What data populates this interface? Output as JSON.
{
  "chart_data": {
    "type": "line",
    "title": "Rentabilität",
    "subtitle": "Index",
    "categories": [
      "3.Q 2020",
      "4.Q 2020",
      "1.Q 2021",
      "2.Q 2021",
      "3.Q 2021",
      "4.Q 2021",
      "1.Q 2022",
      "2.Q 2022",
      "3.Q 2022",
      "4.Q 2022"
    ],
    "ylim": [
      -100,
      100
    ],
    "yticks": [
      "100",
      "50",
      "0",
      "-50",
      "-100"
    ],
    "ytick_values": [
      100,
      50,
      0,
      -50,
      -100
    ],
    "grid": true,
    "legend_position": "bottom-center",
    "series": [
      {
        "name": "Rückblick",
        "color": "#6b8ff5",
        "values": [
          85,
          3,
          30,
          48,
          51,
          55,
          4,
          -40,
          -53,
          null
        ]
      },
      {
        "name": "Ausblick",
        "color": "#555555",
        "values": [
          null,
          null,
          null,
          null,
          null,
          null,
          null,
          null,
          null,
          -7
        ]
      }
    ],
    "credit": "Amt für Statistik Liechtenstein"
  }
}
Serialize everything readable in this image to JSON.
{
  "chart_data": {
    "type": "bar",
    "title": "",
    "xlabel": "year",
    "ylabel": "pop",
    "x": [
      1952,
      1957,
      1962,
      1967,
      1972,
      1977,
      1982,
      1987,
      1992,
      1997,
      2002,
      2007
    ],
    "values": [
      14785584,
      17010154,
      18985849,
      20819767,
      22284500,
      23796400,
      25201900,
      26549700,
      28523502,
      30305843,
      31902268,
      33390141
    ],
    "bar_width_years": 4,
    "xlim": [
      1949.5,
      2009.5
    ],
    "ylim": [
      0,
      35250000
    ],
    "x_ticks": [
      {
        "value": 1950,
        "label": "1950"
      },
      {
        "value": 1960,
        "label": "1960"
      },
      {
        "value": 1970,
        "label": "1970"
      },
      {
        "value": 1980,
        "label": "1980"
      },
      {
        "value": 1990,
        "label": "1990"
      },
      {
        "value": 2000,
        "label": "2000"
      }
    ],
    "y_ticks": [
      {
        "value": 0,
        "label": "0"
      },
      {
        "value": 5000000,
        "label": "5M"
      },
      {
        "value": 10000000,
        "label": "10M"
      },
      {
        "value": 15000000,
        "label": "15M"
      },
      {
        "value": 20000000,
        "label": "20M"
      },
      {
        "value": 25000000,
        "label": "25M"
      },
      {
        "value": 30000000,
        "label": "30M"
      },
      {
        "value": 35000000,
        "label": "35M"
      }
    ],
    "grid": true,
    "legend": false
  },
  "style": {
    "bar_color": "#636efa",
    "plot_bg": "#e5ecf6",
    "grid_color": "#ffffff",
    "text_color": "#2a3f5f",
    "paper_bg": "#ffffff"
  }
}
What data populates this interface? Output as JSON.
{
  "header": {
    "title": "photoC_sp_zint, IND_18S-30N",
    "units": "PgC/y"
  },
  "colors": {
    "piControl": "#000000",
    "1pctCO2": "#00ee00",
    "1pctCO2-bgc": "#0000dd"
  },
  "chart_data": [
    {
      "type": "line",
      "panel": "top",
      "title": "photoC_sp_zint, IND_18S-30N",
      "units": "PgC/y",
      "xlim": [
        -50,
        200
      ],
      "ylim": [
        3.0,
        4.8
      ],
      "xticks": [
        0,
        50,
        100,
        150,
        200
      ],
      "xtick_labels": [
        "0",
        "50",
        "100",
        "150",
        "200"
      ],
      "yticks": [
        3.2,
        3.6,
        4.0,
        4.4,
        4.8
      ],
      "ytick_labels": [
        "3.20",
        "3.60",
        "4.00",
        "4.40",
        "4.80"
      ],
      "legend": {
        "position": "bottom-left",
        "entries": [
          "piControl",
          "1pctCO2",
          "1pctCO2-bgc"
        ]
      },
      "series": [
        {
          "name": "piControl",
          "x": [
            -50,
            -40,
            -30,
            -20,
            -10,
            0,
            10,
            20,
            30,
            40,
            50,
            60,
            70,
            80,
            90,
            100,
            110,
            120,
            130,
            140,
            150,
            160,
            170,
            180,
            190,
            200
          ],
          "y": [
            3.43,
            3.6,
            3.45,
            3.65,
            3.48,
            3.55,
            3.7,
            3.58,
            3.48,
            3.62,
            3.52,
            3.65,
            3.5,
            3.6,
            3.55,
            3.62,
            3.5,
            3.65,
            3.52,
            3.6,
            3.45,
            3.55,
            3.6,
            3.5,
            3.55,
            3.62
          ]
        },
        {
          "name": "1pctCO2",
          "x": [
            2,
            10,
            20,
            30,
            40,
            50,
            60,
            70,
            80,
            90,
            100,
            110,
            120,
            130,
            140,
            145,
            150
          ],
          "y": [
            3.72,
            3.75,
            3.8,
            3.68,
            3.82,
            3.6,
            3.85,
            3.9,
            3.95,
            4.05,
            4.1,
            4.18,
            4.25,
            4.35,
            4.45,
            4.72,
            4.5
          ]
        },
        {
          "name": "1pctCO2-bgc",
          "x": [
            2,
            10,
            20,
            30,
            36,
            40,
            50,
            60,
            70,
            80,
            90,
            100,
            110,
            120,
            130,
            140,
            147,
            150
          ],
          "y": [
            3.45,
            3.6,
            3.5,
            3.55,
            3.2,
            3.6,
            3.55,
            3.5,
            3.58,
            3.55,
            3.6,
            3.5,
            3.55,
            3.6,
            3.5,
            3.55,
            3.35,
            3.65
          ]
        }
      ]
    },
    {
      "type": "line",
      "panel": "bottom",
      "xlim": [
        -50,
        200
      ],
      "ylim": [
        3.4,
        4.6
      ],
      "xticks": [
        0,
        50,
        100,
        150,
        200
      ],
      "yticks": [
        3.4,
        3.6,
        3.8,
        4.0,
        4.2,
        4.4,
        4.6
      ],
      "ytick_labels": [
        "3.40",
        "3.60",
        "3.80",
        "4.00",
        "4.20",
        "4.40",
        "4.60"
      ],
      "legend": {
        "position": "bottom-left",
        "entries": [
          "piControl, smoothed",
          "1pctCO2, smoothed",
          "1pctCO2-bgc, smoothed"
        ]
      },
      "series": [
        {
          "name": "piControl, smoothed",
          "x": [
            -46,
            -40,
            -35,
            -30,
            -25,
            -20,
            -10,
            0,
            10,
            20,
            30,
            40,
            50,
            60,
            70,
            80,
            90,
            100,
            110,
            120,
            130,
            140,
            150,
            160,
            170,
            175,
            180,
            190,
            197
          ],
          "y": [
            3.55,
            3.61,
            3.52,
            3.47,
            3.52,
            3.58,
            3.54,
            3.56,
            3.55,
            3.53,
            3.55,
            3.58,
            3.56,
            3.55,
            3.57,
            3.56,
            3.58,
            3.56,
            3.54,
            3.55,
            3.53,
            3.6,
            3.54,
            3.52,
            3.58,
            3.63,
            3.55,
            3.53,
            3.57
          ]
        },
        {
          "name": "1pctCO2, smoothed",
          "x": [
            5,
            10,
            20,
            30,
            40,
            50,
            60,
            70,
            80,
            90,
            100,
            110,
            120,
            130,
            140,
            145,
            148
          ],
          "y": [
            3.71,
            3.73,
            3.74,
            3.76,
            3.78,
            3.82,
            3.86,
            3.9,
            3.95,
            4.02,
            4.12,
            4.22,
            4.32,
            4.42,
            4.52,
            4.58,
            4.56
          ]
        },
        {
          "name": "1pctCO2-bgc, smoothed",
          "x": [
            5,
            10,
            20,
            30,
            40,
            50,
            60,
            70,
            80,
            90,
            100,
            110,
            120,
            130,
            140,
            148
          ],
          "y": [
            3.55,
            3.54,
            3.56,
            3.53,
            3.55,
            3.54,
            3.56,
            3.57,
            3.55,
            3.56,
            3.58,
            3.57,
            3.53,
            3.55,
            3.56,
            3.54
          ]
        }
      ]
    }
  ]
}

────────

• YOUR TASK
Every line holding "bottom" should be copied out.

• ANSWER TO THE TASK
    "legend_position": "bottom-center",
        "position": "bottom-left",
      "panel": "bottom",
        "position": "bottom-left",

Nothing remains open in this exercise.